#### Stored data:
* * * * * * *

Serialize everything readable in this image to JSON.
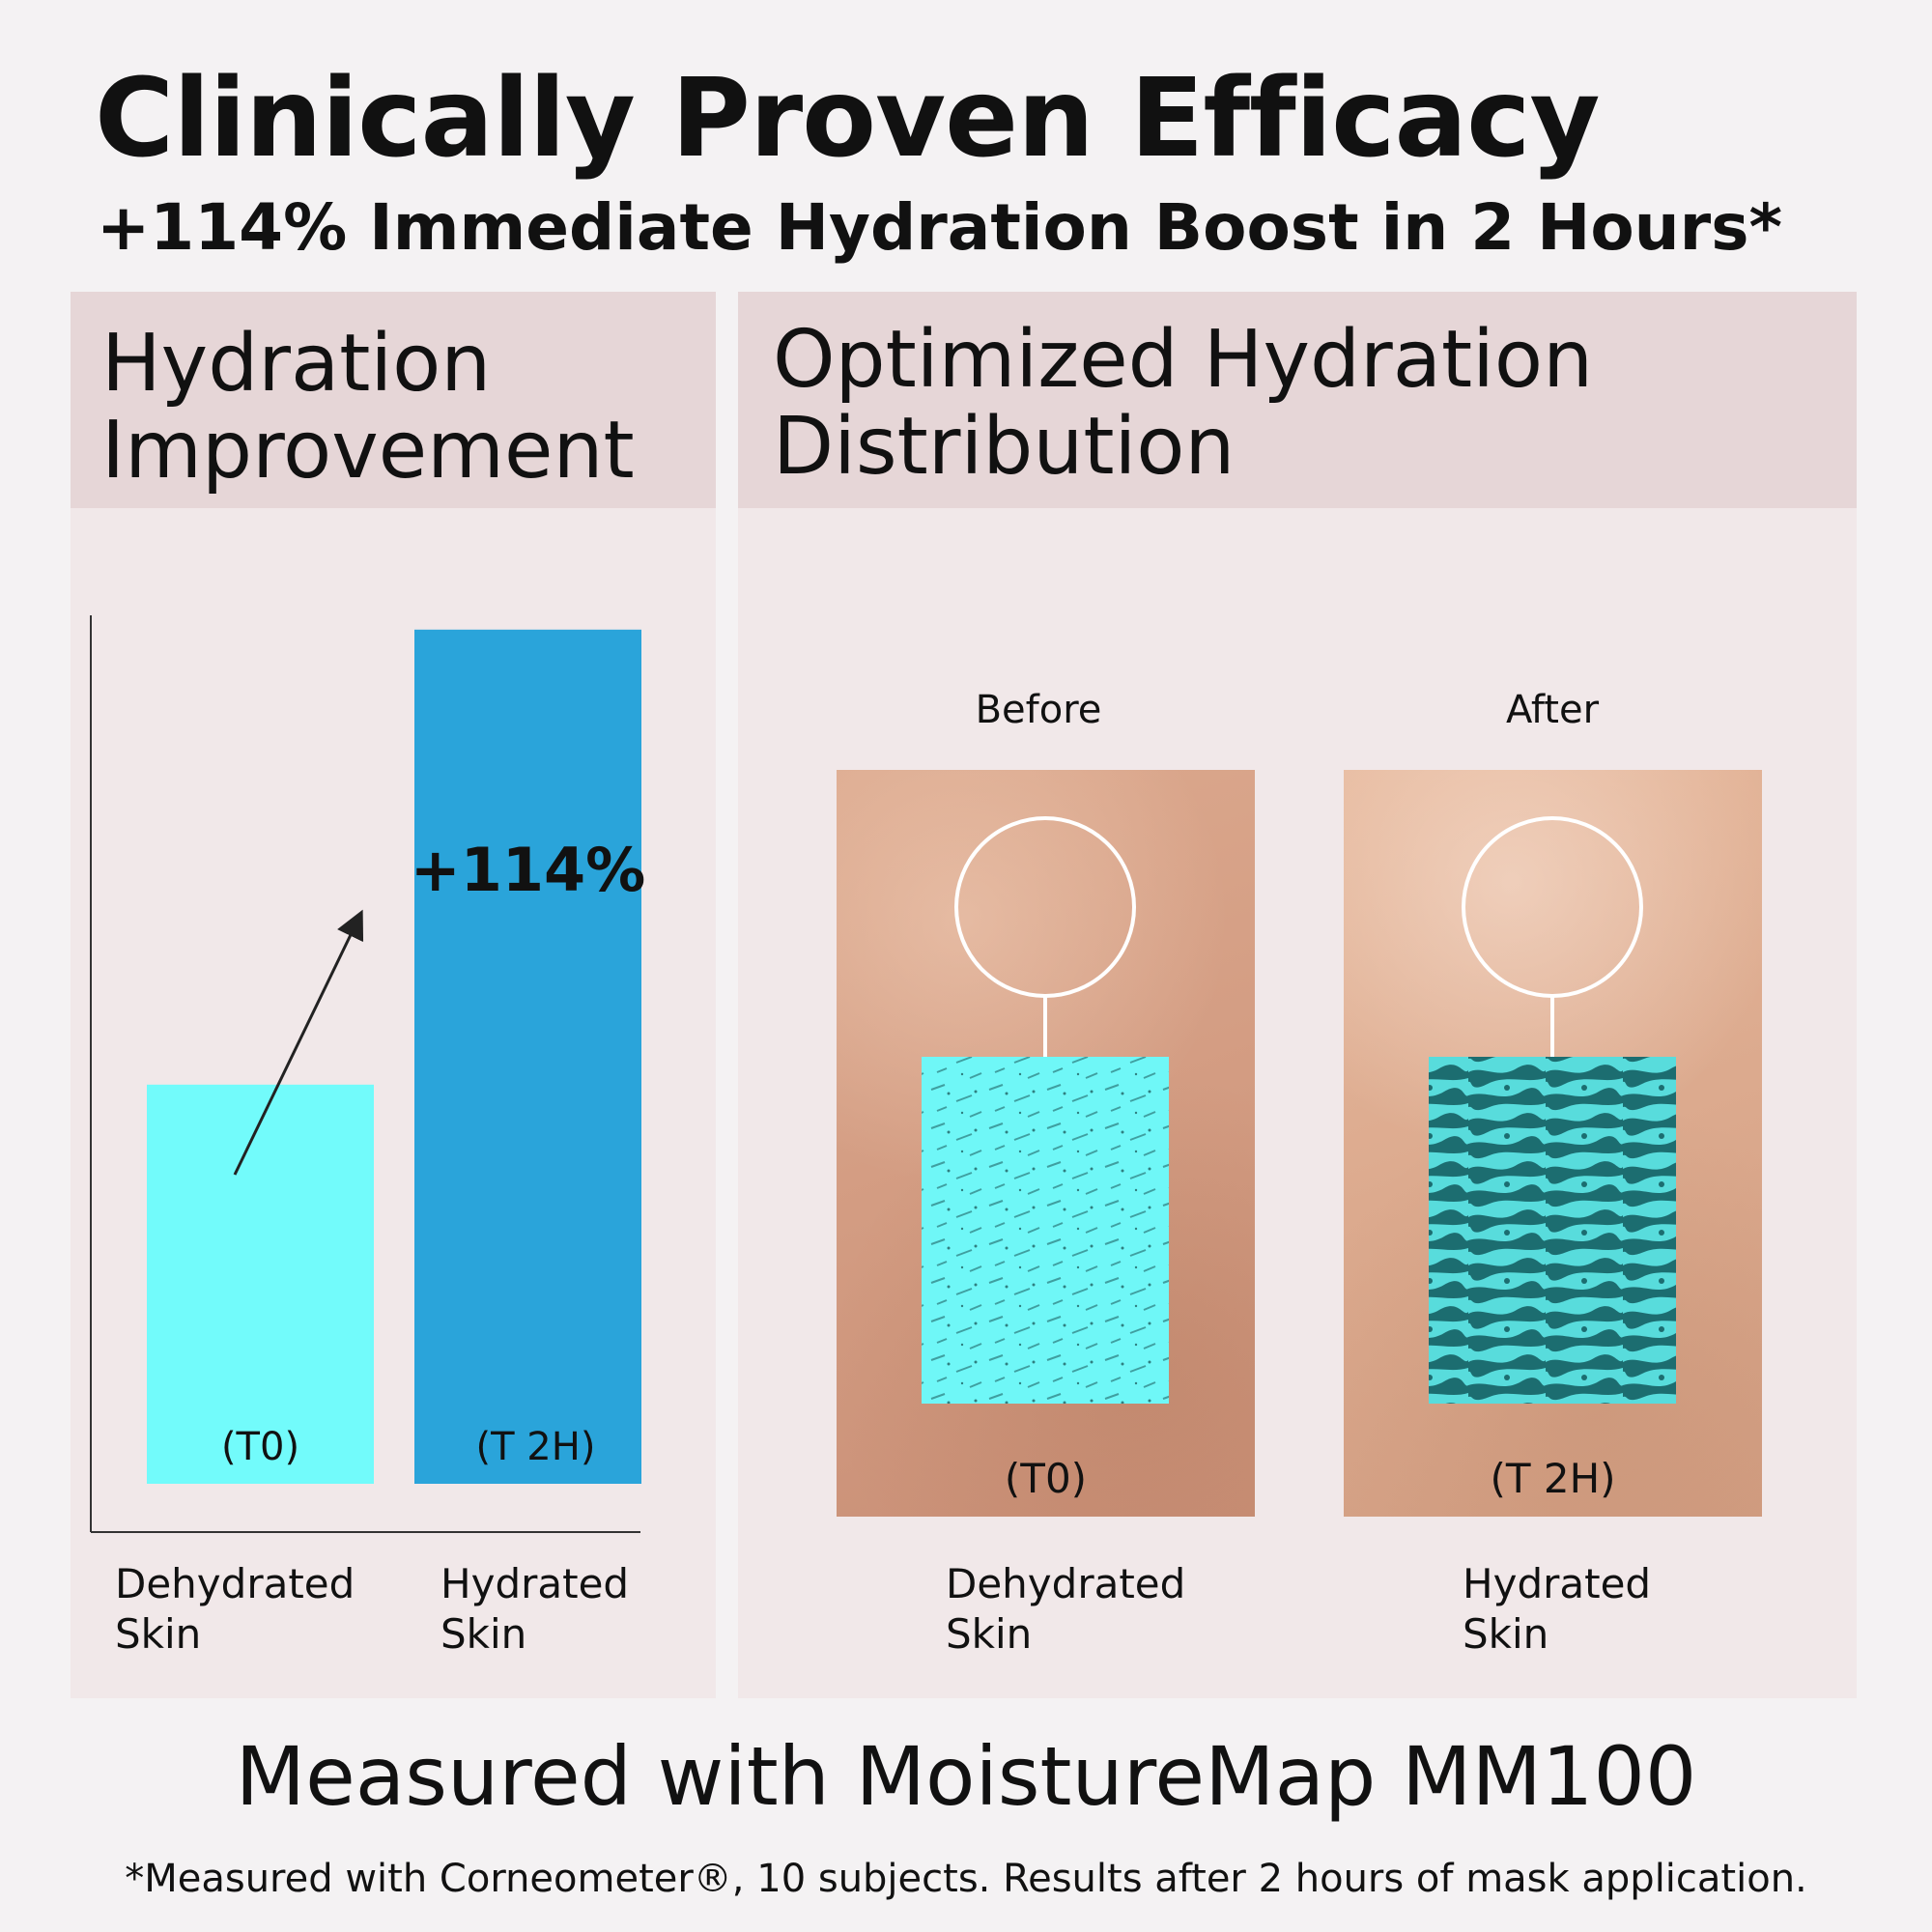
{
  "header": {
    "title": "Clinically Proven Efficacy",
    "subtitle": "+114% Immediate Hydration Boost in 2 Hours*"
  },
  "left_panel": {
    "heading": "Hydration\nImprovement"
  },
  "right_panel": {
    "heading": "Optimized Hydration\nDistribution",
    "before_label": "Before",
    "after_label": "After",
    "before_time": "(T0)",
    "after_time": "(T 2H)",
    "before_caption": "Dehydrated\nSkin",
    "after_caption": "Hydrated\nSkin"
  },
  "chart_data": {
    "type": "bar",
    "title": "Hydration Improvement",
    "categories": [
      "Dehydrated\nSkin",
      "Hydrated\nSkin"
    ],
    "bar_tags": [
      "(T0)",
      "(T 2H)"
    ],
    "values": [
      100,
      214
    ],
    "ylim": [
      0,
      220
    ],
    "data_labels": [
      "",
      "+114%"
    ],
    "colors": [
      "#72fbfb",
      "#2aa4da"
    ],
    "annotation": "upward arrow between bars",
    "grid": false
  },
  "footer": {
    "main": "Measured with MoistureMap MM100",
    "footnote": "*Measured with Corneometer®, 10 subjects. Results after 2 hours of mask application."
  },
  "colors": {
    "header_band": "#e6d6d7",
    "panel_bg": "#f1e8e9",
    "page_bg": "#f4f2f3",
    "map_light": "#6ff7f7",
    "map_dark": "#1c6d70"
  }
}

* * * * * * *

Write out all the entries again, word for word, and print no images.

#### SOLUTION FOR THIS PROBLEM:
Serialize everything readable in this image to JSON.
{
  "header": {
    "title": "Clinically Proven Efficacy",
    "subtitle": "+114% Immediate Hydration Boost in 2 Hours*"
  },
  "left_panel": {
    "heading": "Hydration\nImprovement"
  },
  "right_panel": {
    "heading": "Optimized Hydration\nDistribution",
    "before_label": "Before",
    "after_label": "After",
    "before_time": "(T0)",
    "after_time": "(T 2H)",
    "before_caption": "Dehydrated\nSkin",
    "after_caption": "Hydrated\nSkin"
  },
  "chart_data": {
    "type": "bar",
    "title": "Hydration Improvement",
    "categories": [
      "Dehydrated\nSkin",
      "Hydrated\nSkin"
    ],
    "bar_tags": [
      "(T0)",
      "(T 2H)"
    ],
    "values": [
      100,
      214
    ],
    "ylim": [
      0,
      220
    ],
    "data_labels": [
      "",
      "+114%"
    ],
    "colors": [
      "#72fbfb",
      "#2aa4da"
    ],
    "annotation": "upward arrow between bars",
    "grid": false
  },
  "footer": {
    "main": "Measured with MoistureMap MM100",
    "footnote": "*Measured with Corneometer®, 10 subjects. Results after 2 hours of mask application."
  },
  "colors": {
    "header_band": "#e6d6d7",
    "panel_bg": "#f1e8e9",
    "page_bg": "#f4f2f3",
    "map_light": "#6ff7f7",
    "map_dark": "#1c6d70"
  }
}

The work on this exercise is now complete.